__AIM OF THE TASK__. Below are some records; give them all again exactly, but not the pictures.

__Recorded data__.
################

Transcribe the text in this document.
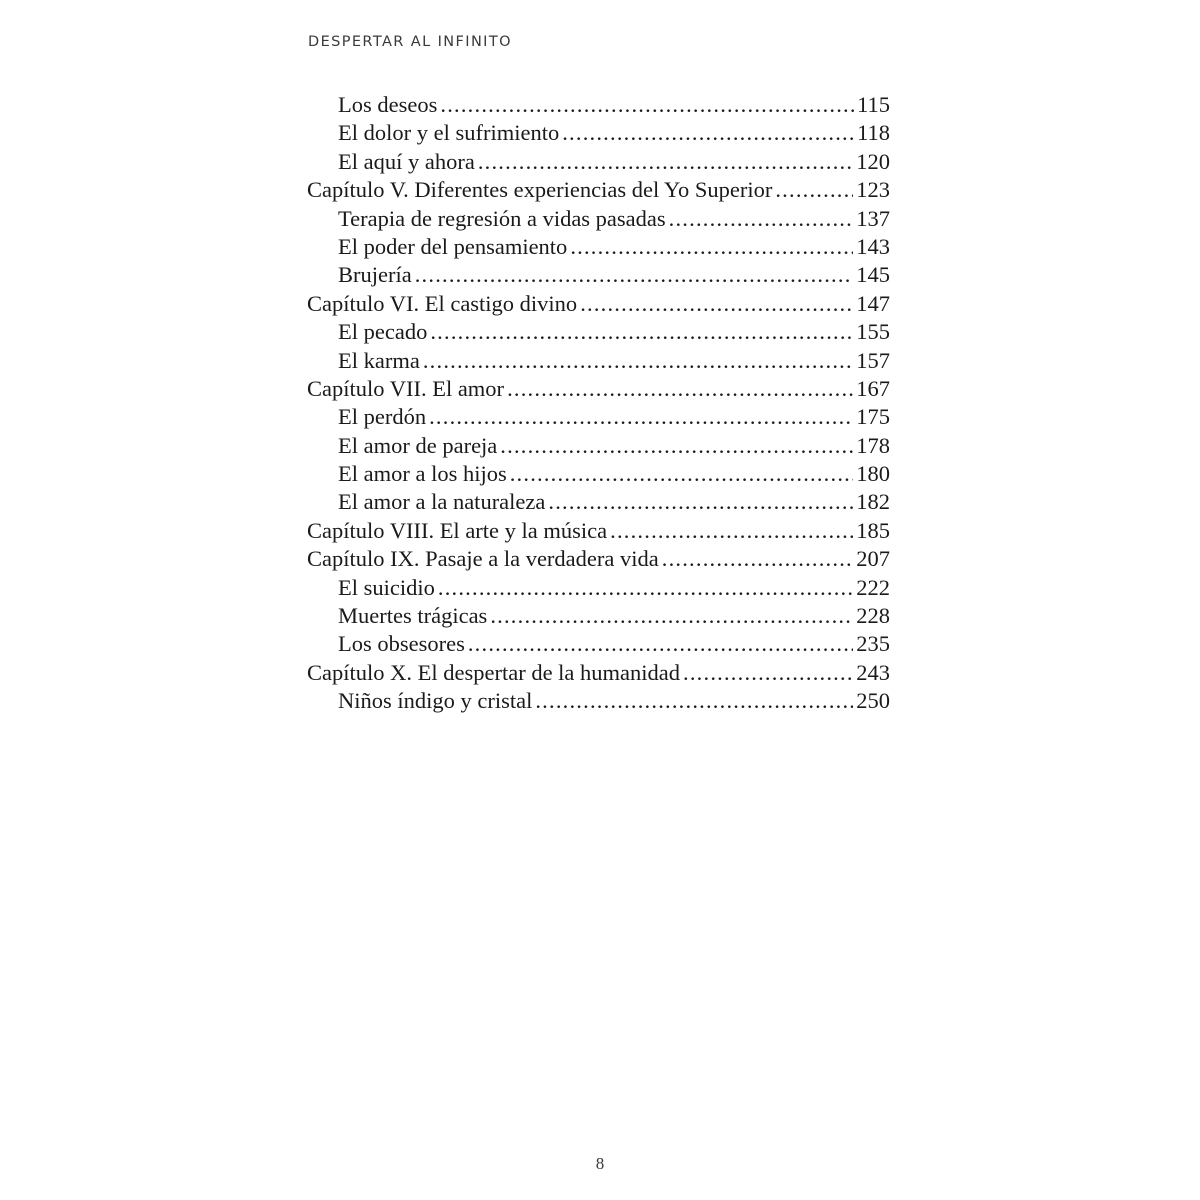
DESPERTAR AL INFINITO
Los deseos .....	115
El dolor y el sufrimiento .....	118
El aquí y ahora .....	120
Capítulo V. Diferentes experiencias del Yo Superior .....	123
Terapia de regresión a vidas pasadas .....	137
El poder del pensamiento .....	143
Brujería .....	145
Capítulo VI. El castigo divino .....	147
El pecado .....	155
El karma .....	157
Capítulo VII. El amor .....	167
El perdón .....	175
El amor de pareja .....	178
El amor a los hijos .....	180
El amor a la naturaleza .....	182
Capítulo VIII. El arte y la música .....	185
Capítulo IX. Pasaje a la verdadera vida .....	207
El suicidio .....	222
Muertes trágicas .....	228
Los obsesores .....	235
Capítulo X. El despertar de la humanidad .....	243
Niños índigo y cristal .....	250
8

################

__WRITTEN ANSWER__.
Transcribe the text in this document.
DESPERTAR AL INFINITO
Los deseos .....	115
El dolor y el sufrimiento .....	118
El aquí y ahora .....	120
Capítulo V. Diferentes experiencias del Yo Superior .....	123
Terapia de regresión a vidas pasadas .....	137
El poder del pensamiento .....	143
Brujería .....	145
Capítulo VI. El castigo divino .....	147
El pecado .....	155
El karma .....	157
Capítulo VII. El amor .....	167
El perdón .....	175
El amor de pareja .....	178
El amor a los hijos .....	180
El amor a la naturaleza .....	182
Capítulo VIII. El arte y la música .....	185
Capítulo IX. Pasaje a la verdadera vida .....	207
El suicidio .....	222
Muertes trágicas .....	228
Los obsesores .....	235
Capítulo X. El despertar de la humanidad .....	243
Niños índigo y cristal .....	250
8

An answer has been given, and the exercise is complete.